## Task directions
Filter the entries below, keeping every line that has the word "title".
— start —
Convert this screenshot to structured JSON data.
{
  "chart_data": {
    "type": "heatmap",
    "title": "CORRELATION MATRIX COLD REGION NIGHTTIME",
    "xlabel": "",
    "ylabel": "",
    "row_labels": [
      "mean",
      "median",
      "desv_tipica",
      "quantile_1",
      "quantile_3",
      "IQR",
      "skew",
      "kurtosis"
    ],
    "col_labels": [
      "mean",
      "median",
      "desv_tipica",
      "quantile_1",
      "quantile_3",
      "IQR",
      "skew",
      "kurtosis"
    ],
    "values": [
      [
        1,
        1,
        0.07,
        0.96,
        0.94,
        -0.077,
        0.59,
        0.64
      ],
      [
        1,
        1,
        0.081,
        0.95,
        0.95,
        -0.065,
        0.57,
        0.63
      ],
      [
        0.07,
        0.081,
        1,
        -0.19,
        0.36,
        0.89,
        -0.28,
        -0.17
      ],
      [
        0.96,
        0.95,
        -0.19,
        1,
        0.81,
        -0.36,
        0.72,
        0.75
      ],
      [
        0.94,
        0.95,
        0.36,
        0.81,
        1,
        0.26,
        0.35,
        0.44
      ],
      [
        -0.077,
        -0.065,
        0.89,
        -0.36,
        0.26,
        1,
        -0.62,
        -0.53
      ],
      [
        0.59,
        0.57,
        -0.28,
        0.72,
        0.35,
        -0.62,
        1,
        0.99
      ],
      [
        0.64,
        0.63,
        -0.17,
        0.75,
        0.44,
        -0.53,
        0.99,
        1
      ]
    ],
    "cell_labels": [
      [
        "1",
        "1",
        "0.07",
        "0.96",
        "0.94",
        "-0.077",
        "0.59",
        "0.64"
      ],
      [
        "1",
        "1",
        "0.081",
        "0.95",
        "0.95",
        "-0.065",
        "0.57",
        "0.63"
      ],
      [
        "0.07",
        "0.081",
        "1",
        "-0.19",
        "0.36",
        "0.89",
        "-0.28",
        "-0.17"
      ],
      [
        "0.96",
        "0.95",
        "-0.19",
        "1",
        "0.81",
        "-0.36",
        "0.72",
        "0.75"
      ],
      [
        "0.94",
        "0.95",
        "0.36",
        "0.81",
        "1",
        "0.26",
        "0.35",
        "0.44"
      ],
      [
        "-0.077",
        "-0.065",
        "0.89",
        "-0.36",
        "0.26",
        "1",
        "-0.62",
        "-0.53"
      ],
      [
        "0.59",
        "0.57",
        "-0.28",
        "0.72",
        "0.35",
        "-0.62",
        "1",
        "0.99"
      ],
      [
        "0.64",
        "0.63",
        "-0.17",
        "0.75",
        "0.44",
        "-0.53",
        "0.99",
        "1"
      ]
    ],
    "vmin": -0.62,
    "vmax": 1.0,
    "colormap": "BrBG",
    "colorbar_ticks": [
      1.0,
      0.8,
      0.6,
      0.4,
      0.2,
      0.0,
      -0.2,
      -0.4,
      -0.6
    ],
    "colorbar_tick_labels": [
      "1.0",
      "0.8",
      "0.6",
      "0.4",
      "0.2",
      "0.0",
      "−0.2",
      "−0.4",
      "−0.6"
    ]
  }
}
— end —
— start —
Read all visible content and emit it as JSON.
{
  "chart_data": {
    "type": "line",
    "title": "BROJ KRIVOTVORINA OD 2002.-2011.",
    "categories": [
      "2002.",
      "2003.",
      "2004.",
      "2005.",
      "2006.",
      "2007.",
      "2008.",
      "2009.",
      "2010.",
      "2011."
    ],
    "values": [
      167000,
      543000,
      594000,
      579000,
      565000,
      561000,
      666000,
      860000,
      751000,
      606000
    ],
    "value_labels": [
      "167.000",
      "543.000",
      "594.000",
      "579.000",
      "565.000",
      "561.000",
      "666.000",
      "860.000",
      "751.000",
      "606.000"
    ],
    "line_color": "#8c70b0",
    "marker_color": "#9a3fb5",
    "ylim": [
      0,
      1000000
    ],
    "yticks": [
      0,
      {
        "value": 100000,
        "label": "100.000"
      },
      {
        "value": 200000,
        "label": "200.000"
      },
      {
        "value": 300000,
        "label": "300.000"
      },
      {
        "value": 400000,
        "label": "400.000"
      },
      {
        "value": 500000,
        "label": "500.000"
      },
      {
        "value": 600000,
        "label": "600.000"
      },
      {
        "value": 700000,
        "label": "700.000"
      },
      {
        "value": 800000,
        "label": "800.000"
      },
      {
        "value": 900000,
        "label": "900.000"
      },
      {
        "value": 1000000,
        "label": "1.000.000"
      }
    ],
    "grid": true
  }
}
— end —
## Reply
    "title": "CORRELATION MATRIX COLD REGION NIGHTTIME",
    "title": "BROJ KRIVOTVORINA OD 2002.-2011.",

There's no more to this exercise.